▸ **DATASET CONTENT**:
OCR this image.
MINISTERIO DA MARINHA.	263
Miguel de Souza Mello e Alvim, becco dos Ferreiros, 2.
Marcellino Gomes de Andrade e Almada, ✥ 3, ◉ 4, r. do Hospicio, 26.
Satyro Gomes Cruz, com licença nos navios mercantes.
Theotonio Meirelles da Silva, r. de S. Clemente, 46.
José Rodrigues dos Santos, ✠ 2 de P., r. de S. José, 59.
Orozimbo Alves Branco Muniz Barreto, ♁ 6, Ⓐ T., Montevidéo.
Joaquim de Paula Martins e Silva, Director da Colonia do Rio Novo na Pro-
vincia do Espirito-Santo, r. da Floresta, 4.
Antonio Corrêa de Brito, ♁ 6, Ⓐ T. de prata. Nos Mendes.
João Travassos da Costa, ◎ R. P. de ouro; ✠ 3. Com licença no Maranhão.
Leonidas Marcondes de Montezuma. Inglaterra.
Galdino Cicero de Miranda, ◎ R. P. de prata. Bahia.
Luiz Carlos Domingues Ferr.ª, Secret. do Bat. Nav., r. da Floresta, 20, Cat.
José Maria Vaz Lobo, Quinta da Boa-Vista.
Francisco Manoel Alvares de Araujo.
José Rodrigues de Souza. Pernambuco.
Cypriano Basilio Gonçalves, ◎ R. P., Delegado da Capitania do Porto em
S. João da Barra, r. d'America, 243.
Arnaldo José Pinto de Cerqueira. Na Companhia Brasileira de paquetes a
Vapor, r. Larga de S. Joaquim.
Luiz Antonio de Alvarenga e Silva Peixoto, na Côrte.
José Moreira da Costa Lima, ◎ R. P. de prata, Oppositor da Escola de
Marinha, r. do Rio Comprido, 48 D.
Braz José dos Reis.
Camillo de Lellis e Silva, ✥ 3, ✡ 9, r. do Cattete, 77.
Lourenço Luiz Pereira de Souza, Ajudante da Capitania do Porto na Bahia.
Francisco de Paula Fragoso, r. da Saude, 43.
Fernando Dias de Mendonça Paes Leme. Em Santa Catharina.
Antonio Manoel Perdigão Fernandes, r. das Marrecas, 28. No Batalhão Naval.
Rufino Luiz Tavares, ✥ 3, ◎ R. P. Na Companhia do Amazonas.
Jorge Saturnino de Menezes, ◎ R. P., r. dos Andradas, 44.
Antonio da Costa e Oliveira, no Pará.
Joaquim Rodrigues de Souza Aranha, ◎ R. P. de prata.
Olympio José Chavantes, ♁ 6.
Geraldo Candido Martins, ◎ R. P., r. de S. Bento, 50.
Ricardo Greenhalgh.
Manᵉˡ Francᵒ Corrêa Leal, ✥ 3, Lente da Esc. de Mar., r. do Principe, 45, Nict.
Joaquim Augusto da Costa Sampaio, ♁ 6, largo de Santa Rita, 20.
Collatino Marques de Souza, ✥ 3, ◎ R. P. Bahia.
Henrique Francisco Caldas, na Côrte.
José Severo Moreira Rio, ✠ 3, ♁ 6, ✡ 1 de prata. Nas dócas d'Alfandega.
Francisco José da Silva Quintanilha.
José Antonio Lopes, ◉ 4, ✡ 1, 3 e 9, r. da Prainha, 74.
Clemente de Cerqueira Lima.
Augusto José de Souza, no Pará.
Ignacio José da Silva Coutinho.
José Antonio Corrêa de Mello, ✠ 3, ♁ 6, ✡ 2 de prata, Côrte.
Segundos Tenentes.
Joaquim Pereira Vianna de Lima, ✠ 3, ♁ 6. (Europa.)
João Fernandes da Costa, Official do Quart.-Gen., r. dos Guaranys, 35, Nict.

▸ **INSTRUCTIONS FOR THE TASK**: Scan the records for the string "João". Copy each line in which it appears.

▸ **COMPLETE ANSWER**:
João Travassos da Costa, ◎ R. P. de ouro; ✠ 3. Com licença no Maranhão.
S. João da Barra, r. d'America, 243.
João Fernandes da Costa, Official do Quart.-Gen., r. dos Guaranys, 35, Nict.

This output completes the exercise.